*Passage for review*.
During the market volatility resulting from the COVID-19 pandemic over the past month, we have seen a growing number of inquiries from investment manager clients concerned about breaching default triggers in their trading agreements tied to a decline in a fund’s net asset value (NAV) over a designated period of time. Concurrently, we have also seen many clients concerned about potential dealer counterparty insolvencies and thinking about measures they can take to mitigate their counterparty risks. Below we provide some recommended actions for funds experiencing concerns about these issues.
Recommended actions for a fund facing a potential breach of a NAV trigger
- Take a deep breath and know that you are not alone. Many funds have breached (or have come very close to breaching) NAV triggers as a result of recent market volatility.
- If you are expecting to breach any NAV triggers, speak to your dealer counterparties in advance. Relationships matter, and a dealer will be more likely to treat a client well if the client is transparent about potential changes to its NAV. Also, because many funds are facing breaches of NAV triggers, there may be a benefit to having these discussions early as dealers are now beginning to field large numbers of similar requests.
- Provide dealers with your proposed form of waiver (instead of waiting for dealer to provide one). Ideally the waiver will include a waiver of the current breach as well as a reset of the fund’s NAV at current levels to use as the measuring point for further NAV decline triggers.
- At this time, we cannot say whether dealers are granting formal legal waivers for most fund clients. The response can vary greatly depending on a fund’s strategy as well as its overall relationship with a particular dealer. If the dealer does not grant a waiver request, it does not necessarily mean the dealer will exercise remedies against the fund. There may be other actions an investment manager can take (like novating or electively terminating positions) to reduce exposure if a dealer is unwilling to grant a formal legal waiver quickly.
Quick steps that can mitigate counterparty risk to a financially distressed dealer counterparty
- Take inventory of all relevant documentation, and confirm you have fully executed copies of those documents in your files. This includes all master trading agreements (prime brokerage, term financing, International Swaps and Derivatives Association (ISDA) Master Agreements etc.). In particular, if your dealer has offered a guaranty or other credit support document, be sure you have a signed copy in your files. This can have a significant effect on the strength and value of your claim in an insolvency.
- Consider whether the fund is holding the full amount of collateral it is entitled to under the relevant agreement or whether it can ask for more, or whether the fund is entitled to demand a return of any excess collateral its dealer counterparty is holding above the amount the fund would owe as a result of a default termination (i.e., mark-to-market exposure). Remember the biggest risk for a fund with an ISDA counterparty is the risk of losing such excess collateral. In a dealer counterparty insolvency, the fund will be an unsecured creditor with respect to claims for this collateral.
- Move fully paid assets held by the fund’s prime broker to a custodian bank with which the fund has no other trading relationship. This removes the possibility of the prime broker (or any of its affiliates) exercising setoff rights against those fully paid assets with respect to unrelated trading liabilities.

*Records*.
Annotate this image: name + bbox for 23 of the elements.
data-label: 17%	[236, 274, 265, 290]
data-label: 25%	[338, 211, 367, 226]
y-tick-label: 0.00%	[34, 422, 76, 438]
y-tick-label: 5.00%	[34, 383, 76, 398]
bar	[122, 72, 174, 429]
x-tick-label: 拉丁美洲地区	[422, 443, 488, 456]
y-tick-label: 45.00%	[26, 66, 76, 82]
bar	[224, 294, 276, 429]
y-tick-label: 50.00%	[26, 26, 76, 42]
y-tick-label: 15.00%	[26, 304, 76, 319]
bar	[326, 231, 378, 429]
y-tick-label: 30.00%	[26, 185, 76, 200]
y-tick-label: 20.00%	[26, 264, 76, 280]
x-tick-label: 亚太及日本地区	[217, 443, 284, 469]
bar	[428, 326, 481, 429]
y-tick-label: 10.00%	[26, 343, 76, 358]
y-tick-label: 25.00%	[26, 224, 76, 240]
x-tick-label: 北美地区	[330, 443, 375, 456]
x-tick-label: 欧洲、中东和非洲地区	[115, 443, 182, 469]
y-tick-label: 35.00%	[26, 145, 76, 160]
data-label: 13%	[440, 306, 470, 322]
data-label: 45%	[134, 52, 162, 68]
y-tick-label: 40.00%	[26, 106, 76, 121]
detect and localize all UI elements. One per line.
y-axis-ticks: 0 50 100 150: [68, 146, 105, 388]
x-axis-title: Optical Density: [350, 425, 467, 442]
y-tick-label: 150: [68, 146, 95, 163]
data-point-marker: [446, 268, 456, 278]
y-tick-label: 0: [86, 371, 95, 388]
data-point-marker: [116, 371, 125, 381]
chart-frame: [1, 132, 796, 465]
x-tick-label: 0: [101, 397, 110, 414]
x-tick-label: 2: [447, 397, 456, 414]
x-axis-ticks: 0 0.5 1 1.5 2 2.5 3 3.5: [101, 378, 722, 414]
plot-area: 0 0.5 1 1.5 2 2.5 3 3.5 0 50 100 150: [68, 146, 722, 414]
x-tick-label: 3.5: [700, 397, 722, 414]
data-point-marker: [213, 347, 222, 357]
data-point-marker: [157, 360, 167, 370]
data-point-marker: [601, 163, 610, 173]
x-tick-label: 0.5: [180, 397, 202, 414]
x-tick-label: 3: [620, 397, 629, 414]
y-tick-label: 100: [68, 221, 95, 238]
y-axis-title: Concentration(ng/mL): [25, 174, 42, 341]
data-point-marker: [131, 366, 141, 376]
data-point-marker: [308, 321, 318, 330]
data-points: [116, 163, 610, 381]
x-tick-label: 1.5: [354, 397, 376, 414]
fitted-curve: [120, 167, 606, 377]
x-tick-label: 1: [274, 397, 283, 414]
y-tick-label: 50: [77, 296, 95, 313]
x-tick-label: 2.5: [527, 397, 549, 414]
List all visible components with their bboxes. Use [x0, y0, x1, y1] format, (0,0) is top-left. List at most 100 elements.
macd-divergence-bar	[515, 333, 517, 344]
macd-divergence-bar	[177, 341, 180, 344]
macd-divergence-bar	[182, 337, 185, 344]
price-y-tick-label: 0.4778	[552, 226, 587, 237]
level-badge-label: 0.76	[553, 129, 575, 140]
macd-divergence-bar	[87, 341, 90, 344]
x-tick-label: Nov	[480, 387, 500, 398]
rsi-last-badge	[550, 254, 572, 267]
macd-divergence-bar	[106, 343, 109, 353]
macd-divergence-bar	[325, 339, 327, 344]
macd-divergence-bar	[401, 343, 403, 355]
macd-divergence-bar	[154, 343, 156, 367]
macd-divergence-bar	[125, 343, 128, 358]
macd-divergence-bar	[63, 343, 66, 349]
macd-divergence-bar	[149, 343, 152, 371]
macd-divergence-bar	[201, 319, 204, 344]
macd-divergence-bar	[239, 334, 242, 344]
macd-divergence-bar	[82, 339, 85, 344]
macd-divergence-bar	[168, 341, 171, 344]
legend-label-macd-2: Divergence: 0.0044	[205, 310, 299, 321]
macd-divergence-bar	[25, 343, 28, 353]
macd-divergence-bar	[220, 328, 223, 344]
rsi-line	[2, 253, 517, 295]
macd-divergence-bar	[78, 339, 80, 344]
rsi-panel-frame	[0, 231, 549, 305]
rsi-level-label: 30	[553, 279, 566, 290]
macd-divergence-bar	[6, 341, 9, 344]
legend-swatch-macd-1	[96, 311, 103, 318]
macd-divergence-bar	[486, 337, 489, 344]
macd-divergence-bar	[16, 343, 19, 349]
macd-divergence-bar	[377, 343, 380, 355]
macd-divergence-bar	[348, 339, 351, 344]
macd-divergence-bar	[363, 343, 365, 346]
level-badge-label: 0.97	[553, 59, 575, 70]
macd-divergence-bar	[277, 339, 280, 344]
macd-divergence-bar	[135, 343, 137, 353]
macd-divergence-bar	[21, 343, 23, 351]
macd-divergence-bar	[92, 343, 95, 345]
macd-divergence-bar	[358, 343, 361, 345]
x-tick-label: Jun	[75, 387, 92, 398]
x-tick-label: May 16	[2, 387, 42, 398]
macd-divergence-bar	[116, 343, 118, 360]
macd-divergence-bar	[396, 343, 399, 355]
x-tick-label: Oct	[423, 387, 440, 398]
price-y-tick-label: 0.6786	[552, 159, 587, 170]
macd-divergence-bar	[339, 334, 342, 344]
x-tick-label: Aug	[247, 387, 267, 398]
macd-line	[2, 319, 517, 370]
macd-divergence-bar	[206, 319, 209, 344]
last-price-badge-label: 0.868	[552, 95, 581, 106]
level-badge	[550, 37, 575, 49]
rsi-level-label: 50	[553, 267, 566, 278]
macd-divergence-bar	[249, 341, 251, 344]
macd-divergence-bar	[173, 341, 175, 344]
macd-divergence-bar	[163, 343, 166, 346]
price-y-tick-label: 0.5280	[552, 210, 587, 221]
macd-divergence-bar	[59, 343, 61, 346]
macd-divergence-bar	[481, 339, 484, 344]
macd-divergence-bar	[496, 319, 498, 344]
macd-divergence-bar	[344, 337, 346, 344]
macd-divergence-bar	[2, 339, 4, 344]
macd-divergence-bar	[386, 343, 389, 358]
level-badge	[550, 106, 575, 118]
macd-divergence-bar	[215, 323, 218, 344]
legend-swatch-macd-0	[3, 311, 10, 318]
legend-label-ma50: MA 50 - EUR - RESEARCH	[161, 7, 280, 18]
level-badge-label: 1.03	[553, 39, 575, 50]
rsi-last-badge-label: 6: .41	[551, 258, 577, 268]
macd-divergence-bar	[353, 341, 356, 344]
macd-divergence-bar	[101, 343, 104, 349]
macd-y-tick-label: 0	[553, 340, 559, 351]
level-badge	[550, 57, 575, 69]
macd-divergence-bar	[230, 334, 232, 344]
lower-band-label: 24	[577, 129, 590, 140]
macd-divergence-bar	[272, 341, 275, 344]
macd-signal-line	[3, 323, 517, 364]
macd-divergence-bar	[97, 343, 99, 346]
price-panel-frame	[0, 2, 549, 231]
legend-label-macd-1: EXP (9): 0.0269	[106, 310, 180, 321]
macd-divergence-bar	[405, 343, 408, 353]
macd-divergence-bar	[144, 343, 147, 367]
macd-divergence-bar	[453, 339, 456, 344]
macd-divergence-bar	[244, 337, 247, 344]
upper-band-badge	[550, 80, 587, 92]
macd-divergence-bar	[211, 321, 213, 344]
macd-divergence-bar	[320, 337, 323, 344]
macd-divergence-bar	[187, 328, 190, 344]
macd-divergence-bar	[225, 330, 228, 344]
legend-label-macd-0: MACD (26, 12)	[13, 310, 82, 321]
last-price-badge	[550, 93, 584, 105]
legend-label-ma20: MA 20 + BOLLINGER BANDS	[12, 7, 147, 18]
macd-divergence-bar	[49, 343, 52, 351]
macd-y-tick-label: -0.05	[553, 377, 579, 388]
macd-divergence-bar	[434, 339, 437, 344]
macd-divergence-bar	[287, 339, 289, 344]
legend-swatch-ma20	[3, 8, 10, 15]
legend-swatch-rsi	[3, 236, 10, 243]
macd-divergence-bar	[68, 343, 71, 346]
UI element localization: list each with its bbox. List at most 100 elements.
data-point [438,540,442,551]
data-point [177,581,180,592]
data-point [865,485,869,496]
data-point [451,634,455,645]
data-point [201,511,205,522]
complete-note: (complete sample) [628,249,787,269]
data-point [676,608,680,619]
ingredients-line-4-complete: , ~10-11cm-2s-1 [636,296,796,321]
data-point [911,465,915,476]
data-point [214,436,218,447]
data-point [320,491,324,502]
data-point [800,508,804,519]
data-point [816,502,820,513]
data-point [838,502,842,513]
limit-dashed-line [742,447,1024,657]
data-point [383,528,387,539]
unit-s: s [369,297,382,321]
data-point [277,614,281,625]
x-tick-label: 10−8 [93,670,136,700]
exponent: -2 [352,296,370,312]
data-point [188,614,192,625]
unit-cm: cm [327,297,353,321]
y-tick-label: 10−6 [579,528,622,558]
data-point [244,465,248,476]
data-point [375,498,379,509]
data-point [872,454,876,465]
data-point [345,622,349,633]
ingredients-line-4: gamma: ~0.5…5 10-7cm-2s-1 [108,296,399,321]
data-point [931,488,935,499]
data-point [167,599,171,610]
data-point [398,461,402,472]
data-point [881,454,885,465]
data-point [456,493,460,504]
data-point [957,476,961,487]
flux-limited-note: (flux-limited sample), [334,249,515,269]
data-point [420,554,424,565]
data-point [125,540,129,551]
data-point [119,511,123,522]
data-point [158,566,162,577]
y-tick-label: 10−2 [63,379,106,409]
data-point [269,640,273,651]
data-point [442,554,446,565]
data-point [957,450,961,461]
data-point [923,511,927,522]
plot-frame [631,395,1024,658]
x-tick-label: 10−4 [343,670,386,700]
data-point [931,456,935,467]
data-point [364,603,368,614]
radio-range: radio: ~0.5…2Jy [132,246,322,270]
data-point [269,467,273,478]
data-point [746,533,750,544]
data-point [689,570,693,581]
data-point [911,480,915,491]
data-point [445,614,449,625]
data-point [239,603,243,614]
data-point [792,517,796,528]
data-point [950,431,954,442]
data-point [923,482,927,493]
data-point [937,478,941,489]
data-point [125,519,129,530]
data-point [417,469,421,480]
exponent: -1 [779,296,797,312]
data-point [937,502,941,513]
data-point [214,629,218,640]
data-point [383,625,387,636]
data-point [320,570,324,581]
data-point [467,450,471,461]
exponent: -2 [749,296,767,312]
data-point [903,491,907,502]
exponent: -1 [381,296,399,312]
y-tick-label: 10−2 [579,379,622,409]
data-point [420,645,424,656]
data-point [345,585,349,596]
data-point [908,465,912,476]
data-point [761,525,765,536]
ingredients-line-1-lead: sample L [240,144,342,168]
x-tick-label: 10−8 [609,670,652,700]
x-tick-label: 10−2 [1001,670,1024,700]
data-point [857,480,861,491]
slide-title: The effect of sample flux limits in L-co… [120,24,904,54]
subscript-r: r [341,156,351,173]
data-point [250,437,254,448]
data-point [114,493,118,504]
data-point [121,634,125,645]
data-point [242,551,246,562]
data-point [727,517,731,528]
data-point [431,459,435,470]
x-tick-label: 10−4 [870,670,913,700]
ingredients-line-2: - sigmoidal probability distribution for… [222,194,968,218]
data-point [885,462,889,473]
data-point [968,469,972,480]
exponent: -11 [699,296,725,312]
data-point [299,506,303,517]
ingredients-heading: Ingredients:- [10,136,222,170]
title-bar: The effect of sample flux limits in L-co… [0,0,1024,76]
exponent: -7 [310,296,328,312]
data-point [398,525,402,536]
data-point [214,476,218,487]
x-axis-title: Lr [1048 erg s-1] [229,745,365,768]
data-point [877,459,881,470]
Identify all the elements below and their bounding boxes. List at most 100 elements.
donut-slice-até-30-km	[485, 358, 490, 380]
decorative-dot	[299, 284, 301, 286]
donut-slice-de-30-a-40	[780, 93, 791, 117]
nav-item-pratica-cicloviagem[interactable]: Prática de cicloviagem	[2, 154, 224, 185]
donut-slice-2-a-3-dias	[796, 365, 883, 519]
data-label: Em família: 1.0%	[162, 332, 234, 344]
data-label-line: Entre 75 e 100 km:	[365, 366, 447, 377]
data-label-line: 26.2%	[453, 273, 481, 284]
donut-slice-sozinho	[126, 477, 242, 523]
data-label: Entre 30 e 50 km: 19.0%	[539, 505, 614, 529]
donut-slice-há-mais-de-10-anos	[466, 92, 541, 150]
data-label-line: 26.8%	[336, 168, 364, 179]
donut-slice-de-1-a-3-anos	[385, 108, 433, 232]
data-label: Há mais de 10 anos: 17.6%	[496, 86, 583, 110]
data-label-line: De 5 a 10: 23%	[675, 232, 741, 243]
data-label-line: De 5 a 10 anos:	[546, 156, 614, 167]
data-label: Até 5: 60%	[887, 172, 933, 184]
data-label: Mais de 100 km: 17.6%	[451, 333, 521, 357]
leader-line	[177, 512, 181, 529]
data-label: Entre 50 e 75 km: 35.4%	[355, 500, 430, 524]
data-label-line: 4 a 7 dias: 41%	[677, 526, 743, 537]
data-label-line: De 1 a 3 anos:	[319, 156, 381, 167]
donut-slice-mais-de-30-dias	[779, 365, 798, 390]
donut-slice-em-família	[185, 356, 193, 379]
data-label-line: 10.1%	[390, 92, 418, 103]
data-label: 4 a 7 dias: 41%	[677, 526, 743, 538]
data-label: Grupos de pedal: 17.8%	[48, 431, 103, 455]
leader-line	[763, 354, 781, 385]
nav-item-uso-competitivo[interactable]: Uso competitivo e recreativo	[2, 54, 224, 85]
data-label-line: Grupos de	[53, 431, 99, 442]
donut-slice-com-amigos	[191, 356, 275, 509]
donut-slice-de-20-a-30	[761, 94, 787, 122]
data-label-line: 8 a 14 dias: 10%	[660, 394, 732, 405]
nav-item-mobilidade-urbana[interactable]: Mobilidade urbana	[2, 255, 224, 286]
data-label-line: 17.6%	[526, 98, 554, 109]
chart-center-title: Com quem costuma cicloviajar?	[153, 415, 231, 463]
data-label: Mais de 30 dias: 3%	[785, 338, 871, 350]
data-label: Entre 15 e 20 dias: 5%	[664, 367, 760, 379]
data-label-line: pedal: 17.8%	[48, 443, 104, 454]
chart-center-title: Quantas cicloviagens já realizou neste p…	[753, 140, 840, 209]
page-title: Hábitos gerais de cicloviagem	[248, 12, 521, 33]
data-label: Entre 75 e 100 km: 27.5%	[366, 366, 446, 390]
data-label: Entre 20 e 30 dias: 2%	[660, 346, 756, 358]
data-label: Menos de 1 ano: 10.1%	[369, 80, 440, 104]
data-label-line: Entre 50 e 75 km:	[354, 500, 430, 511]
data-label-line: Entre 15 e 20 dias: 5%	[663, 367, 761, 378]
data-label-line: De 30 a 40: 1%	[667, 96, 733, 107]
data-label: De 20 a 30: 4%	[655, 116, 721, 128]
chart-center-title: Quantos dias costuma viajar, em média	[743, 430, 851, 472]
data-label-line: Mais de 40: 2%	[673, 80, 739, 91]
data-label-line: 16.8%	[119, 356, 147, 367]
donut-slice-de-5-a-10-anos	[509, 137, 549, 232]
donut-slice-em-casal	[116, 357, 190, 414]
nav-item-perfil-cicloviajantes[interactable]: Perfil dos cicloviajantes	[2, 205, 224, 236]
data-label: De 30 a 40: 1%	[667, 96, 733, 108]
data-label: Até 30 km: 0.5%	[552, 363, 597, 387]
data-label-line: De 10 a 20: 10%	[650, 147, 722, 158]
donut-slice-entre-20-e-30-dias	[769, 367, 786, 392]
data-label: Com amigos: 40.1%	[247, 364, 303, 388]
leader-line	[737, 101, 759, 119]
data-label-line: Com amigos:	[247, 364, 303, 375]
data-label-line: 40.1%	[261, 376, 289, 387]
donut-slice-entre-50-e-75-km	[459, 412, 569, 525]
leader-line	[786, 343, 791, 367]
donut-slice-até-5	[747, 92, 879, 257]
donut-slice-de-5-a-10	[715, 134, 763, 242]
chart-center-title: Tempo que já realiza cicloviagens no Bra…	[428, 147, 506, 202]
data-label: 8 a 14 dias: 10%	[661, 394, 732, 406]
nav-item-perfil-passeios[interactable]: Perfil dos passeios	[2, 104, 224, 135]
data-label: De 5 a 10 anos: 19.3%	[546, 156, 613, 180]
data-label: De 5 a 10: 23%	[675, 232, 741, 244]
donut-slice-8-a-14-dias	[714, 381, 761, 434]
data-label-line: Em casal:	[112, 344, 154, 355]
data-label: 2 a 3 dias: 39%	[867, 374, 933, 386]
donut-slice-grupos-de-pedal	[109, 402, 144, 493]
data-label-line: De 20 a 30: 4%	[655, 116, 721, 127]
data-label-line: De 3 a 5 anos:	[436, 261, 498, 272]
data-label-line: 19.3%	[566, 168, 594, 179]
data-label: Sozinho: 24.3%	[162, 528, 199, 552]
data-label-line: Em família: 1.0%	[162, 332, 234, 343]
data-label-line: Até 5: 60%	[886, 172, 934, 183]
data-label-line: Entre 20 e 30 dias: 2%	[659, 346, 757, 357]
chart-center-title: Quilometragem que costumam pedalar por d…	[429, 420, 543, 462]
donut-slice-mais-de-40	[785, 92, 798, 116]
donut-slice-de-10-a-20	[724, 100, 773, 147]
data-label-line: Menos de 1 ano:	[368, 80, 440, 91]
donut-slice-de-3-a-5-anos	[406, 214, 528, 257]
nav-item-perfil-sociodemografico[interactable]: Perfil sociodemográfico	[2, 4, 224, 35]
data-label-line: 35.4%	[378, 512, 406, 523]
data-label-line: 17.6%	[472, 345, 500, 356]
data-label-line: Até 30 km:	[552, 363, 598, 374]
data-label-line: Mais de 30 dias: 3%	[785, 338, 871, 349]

*Brief*. From the text on NAV triggers and dealer counterparty risk, copy word for word the stretch from "- If you are" through "of similar requests.".

*Result of this exercise*.
- If you are expecting to breach any NAV triggers, speak to your dealer counterparties in advance. Relationships matter, and a dealer will be more likely to treat a client well if the client is transparent about potential changes to its NAV. Also, because many funds are facing breaches of NAV triggers, there may be a benefit to having these discussions early as dealers are now beginning to field large numbers of similar requests.